#### [Short problem]
Would you quote the material below in full and unchanged?

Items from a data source

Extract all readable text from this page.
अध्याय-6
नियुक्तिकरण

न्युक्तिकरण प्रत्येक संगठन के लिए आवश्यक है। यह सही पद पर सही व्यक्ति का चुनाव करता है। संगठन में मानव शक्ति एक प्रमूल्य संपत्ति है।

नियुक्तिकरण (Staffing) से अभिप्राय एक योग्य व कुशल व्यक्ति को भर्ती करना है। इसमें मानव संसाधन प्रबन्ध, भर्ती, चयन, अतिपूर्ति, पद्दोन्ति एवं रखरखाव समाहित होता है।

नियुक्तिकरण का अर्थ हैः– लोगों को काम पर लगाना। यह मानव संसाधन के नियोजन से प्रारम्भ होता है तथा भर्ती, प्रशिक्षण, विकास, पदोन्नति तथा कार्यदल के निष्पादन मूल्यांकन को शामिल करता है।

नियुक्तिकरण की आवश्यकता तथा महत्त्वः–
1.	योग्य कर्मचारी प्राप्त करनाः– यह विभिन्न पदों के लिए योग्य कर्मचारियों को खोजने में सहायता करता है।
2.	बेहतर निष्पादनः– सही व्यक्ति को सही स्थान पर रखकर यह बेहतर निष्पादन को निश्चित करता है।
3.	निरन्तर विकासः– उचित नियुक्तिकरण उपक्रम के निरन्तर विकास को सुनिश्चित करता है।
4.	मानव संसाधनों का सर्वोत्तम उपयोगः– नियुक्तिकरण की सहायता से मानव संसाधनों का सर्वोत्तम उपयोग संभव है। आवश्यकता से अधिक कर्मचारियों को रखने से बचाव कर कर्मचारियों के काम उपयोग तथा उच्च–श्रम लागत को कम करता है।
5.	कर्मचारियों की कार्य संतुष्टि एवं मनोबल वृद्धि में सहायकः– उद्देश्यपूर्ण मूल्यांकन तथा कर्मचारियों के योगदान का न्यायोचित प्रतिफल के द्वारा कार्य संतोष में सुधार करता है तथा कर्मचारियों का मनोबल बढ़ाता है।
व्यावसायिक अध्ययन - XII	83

#### [Answer in full]
Extract all readable text from this page.
अध्याय-6
नियुक्तिकरण

न्युक्तिकरण प्रत्येक संगठन के लिए आवश्यक है। यह सही पद पर सही व्यक्ति का चुनाव करता है। संगठन में मानव शक्ति एक प्रमूल्य संपत्ति है।

नियुक्तिकरण (Staffing) से अभिप्राय एक योग्य व कुशल व्यक्ति को भर्ती करना है। इसमें मानव संसाधन प्रबन्ध, भर्ती, चयन, अतिपूर्ति, पद्दोन्ति एवं रखरखाव समाहित होता है।

नियुक्तिकरण का अर्थ हैः– लोगों को काम पर लगाना। यह मानव संसाधन के नियोजन से प्रारम्भ होता है तथा भर्ती, प्रशिक्षण, विकास, पदोन्नति तथा कार्यदल के निष्पादन मूल्यांकन को शामिल करता है।

नियुक्तिकरण की आवश्यकता तथा महत्त्वः–
1.	योग्य कर्मचारी प्राप्त करनाः– यह विभिन्न पदों के लिए योग्य कर्मचारियों को खोजने में सहायता करता है।
2.	बेहतर निष्पादनः– सही व्यक्ति को सही स्थान पर रखकर यह बेहतर निष्पादन को निश्चित करता है।
3.	निरन्तर विकासः– उचित नियुक्तिकरण उपक्रम के निरन्तर विकास को सुनिश्चित करता है।
4.	मानव संसाधनों का सर्वोत्तम उपयोगः– नियुक्तिकरण की सहायता से मानव संसाधनों का सर्वोत्तम उपयोग संभव है। आवश्यकता से अधिक कर्मचारियों को रखने से बचाव कर कर्मचारियों के काम उपयोग तथा उच्च–श्रम लागत को कम करता है।
5.	कर्मचारियों की कार्य संतुष्टि एवं मनोबल वृद्धि में सहायकः– उद्देश्यपूर्ण मूल्यांकन तथा कर्मचारियों के योगदान का न्यायोचित प्रतिफल के द्वारा कार्य संतोष में सुधार करता है तथा कर्मचारियों का मनोबल बढ़ाता है।
व्यावसायिक अध्ययन - XII	83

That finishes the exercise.